─── Data rows ───
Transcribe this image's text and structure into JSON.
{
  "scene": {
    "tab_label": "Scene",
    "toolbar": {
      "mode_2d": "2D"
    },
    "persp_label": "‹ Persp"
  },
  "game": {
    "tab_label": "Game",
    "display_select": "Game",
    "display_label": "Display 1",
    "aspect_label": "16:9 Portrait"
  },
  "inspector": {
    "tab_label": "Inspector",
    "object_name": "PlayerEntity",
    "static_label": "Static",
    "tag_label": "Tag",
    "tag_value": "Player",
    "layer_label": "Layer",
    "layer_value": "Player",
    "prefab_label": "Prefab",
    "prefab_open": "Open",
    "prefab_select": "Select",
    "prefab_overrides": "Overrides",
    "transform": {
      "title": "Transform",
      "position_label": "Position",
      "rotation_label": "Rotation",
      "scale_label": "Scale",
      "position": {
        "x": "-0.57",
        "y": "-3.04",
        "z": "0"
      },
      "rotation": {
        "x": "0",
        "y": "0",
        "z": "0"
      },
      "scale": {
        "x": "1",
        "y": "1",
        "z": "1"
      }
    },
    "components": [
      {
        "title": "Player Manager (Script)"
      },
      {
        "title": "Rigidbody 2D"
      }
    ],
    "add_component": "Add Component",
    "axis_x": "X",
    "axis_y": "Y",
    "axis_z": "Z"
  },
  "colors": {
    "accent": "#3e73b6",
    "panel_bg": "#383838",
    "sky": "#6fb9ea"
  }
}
───
• **Task to complete**: Extract all the entries word for word.

• **Written reply**:
Transcribe this image's text and structure into JSON.
{
  "scene": {
    "tab_label": "Scene",
    "toolbar": {
      "mode_2d": "2D"
    },
    "persp_label": "‹ Persp"
  },
  "game": {
    "tab_label": "Game",
    "display_select": "Game",
    "display_label": "Display 1",
    "aspect_label": "16:9 Portrait"
  },
  "inspector": {
    "tab_label": "Inspector",
    "object_name": "PlayerEntity",
    "static_label": "Static",
    "tag_label": "Tag",
    "tag_value": "Player",
    "layer_label": "Layer",
    "layer_value": "Player",
    "prefab_label": "Prefab",
    "prefab_open": "Open",
    "prefab_select": "Select",
    "prefab_overrides": "Overrides",
    "transform": {
      "title": "Transform",
      "position_label": "Position",
      "rotation_label": "Rotation",
      "scale_label": "Scale",
      "position": {
        "x": "-0.57",
        "y": "-3.04",
        "z": "0"
      },
      "rotation": {
        "x": "0",
        "y": "0",
        "z": "0"
      },
      "scale": {
        "x": "1",
        "y": "1",
        "z": "1"
      }
    },
    "components": [
      {
        "title": "Player Manager (Script)"
      },
      {
        "title": "Rigidbody 2D"
      }
    ],
    "add_component": "Add Component",
    "axis_x": "X",
    "axis_y": "Y",
    "axis_z": "Z"
  },
  "colors": {
    "accent": "#3e73b6",
    "panel_bg": "#383838",
    "sky": "#6fb9ea"
  }
}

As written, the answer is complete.